Stated problem: Locate all lines with the word "consumption". Copy them.

Excerpted data:
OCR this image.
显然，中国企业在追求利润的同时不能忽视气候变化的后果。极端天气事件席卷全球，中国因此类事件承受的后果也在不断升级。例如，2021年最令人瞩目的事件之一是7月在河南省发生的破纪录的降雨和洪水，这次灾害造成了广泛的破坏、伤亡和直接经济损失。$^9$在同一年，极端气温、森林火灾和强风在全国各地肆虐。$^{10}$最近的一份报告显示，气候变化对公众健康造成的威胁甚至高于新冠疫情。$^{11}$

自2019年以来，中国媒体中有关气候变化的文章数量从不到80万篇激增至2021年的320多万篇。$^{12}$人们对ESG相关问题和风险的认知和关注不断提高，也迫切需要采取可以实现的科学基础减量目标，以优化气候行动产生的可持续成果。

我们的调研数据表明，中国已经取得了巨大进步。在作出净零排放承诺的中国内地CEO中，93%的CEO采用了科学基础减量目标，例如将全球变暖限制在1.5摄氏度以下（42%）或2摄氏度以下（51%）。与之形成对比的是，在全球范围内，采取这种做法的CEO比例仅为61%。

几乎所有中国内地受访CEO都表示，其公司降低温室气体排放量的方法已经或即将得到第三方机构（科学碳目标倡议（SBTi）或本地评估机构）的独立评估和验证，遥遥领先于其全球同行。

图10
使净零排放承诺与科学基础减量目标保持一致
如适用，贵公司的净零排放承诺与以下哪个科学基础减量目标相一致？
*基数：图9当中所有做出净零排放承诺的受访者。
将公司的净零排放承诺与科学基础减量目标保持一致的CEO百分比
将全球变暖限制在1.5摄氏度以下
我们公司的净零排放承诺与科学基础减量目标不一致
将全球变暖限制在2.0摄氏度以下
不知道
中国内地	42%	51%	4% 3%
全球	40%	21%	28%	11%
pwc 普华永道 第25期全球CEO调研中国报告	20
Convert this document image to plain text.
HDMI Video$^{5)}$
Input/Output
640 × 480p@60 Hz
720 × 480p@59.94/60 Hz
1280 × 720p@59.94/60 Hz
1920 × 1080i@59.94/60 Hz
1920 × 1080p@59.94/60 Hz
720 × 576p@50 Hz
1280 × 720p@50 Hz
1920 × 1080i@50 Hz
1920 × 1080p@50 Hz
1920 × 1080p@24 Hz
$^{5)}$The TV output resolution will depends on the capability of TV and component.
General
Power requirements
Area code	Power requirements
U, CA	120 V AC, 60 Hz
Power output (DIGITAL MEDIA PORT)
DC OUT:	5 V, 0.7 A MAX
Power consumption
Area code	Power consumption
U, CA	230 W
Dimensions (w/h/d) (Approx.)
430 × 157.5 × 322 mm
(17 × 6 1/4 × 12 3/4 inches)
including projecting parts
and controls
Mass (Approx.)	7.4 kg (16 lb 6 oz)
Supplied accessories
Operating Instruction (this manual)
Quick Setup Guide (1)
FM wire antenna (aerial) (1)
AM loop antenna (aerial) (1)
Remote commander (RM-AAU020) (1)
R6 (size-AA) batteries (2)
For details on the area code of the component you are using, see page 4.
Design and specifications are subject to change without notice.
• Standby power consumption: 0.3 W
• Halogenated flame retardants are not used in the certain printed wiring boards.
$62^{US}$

Result for this exercise:
Power consumption
Area code	Power consumption
• Standby power consumption: 0.3 W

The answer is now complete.